### Task to complete
Could you copy every line from the material below in which "Convert" appears?

Some records:
— START —

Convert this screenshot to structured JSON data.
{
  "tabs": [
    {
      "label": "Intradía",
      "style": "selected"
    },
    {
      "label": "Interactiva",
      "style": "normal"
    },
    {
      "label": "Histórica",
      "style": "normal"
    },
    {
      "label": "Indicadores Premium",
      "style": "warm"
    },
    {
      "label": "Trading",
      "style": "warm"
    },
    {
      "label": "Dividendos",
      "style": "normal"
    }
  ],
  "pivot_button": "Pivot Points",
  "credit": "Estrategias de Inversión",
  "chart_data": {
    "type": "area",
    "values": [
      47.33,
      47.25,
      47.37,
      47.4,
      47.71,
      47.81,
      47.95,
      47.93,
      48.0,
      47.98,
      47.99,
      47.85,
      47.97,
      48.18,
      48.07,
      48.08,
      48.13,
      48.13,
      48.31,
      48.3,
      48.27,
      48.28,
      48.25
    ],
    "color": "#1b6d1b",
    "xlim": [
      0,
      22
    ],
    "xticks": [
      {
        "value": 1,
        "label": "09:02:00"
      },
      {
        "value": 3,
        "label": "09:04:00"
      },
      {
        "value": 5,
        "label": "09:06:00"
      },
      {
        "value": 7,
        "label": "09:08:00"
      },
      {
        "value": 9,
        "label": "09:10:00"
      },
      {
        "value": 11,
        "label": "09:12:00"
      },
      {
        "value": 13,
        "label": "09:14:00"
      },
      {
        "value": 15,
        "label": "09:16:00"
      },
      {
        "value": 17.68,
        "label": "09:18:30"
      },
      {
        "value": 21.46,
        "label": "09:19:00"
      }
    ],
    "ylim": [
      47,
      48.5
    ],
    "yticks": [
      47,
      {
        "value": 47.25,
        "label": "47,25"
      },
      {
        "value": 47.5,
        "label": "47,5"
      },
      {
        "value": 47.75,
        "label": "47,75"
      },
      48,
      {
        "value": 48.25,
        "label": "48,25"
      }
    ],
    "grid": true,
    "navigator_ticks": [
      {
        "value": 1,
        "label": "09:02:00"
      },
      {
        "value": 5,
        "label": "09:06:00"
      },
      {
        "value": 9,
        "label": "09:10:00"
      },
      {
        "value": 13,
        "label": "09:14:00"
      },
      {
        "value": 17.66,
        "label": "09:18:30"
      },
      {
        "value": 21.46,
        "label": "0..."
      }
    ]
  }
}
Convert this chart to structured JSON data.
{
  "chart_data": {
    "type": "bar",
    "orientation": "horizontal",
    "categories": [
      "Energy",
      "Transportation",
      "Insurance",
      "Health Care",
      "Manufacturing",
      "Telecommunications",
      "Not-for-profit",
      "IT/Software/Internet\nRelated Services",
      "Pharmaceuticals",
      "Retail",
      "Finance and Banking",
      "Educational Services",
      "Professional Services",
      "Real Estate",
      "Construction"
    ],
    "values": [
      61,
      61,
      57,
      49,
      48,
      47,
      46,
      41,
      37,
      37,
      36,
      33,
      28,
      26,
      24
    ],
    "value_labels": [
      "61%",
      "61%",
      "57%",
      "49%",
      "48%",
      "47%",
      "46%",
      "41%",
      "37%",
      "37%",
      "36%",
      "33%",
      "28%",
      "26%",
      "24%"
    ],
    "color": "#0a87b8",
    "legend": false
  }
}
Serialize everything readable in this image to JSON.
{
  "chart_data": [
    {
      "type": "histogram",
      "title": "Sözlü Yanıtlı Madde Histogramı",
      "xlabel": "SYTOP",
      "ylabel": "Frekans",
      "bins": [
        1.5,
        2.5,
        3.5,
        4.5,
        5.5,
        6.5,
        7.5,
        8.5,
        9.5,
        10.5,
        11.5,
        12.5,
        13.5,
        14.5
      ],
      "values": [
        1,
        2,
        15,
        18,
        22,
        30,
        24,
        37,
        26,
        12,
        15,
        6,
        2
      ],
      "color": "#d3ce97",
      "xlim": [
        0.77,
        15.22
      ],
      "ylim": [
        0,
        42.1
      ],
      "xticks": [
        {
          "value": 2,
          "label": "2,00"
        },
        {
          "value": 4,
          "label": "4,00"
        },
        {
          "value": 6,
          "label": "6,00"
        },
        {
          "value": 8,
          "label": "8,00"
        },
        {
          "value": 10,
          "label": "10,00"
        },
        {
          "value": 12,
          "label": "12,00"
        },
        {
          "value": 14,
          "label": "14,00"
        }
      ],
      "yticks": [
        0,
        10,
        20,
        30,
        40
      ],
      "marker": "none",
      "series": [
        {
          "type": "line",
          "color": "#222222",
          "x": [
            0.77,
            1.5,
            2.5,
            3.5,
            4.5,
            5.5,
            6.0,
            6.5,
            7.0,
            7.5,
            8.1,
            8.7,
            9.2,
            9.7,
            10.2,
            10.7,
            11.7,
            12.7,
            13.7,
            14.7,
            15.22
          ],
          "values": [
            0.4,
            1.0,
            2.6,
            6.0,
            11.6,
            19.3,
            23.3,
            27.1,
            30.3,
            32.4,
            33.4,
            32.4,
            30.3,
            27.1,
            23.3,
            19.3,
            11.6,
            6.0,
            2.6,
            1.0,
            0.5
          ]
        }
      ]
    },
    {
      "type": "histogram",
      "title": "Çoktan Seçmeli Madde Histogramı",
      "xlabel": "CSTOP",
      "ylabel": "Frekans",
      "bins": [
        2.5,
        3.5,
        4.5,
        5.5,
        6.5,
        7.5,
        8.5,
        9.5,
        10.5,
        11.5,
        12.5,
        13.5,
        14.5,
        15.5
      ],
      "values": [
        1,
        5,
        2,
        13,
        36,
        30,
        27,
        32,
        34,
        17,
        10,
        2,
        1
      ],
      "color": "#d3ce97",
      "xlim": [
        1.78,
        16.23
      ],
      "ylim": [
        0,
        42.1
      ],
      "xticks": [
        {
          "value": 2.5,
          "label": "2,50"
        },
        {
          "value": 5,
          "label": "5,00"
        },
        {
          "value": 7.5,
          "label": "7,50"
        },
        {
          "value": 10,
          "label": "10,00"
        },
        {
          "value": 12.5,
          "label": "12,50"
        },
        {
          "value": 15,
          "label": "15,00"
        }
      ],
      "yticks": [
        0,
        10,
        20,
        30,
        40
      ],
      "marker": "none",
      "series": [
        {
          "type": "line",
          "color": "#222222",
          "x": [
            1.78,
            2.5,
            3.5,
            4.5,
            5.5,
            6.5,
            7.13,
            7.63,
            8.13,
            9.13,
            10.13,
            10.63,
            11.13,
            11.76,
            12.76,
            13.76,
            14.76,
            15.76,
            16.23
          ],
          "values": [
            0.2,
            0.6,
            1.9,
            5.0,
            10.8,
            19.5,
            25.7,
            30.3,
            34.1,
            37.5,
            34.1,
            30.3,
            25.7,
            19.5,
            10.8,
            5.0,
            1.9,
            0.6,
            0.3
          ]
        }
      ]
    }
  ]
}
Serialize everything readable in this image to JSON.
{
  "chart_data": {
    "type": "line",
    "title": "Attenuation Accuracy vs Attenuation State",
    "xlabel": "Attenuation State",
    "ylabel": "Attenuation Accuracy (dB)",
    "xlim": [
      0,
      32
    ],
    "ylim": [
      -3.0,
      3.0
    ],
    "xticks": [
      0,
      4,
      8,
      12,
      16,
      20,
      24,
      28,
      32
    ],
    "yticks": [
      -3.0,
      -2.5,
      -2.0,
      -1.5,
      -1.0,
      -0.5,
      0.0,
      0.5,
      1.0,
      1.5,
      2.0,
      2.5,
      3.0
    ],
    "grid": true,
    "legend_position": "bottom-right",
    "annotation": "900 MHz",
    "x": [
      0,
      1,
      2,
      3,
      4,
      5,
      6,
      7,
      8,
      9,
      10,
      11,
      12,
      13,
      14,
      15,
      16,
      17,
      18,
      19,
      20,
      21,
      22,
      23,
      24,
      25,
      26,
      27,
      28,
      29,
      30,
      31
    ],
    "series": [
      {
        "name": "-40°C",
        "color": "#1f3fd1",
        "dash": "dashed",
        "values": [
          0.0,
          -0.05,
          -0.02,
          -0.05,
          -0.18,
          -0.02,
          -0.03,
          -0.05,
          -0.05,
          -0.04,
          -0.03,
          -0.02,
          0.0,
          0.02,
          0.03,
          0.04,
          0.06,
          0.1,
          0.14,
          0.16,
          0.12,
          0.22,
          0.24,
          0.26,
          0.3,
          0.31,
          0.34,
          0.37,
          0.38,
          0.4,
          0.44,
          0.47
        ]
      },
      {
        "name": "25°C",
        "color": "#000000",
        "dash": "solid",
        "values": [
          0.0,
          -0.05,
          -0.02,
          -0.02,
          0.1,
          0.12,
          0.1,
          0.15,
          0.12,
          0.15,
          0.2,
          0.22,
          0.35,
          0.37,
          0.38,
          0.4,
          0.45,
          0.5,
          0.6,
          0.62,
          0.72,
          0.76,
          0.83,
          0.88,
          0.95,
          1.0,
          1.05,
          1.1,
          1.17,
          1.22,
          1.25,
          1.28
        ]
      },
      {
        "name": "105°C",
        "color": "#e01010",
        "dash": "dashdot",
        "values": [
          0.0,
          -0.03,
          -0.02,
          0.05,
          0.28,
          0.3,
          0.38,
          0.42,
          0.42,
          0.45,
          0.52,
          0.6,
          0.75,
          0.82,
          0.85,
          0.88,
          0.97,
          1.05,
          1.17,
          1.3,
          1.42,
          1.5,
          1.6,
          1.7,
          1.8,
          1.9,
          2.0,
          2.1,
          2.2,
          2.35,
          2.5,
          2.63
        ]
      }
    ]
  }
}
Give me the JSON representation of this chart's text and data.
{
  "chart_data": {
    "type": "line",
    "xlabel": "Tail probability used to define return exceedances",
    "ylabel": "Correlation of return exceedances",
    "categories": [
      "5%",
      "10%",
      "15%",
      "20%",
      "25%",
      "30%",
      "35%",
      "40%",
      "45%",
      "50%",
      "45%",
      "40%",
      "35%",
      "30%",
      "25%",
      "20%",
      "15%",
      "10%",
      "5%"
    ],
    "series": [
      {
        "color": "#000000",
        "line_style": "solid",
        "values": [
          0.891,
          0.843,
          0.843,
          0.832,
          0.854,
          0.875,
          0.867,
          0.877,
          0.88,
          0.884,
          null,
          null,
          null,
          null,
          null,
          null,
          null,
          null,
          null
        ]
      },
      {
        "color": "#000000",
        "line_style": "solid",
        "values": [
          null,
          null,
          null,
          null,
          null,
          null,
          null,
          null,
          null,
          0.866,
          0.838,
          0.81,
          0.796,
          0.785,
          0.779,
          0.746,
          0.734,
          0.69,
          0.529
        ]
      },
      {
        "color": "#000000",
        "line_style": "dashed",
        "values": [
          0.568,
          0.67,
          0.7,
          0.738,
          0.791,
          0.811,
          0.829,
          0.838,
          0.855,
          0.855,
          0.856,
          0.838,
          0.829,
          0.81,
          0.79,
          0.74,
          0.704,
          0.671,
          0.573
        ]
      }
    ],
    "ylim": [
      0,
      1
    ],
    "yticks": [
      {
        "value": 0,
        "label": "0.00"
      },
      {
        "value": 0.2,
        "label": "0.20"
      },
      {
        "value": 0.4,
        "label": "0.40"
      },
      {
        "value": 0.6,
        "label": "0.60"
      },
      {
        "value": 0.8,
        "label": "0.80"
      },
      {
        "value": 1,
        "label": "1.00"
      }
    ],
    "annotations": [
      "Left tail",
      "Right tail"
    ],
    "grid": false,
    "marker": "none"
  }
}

— END —

### Reply
Convert this screenshot to structured JSON data.
Convert this chart to structured JSON data.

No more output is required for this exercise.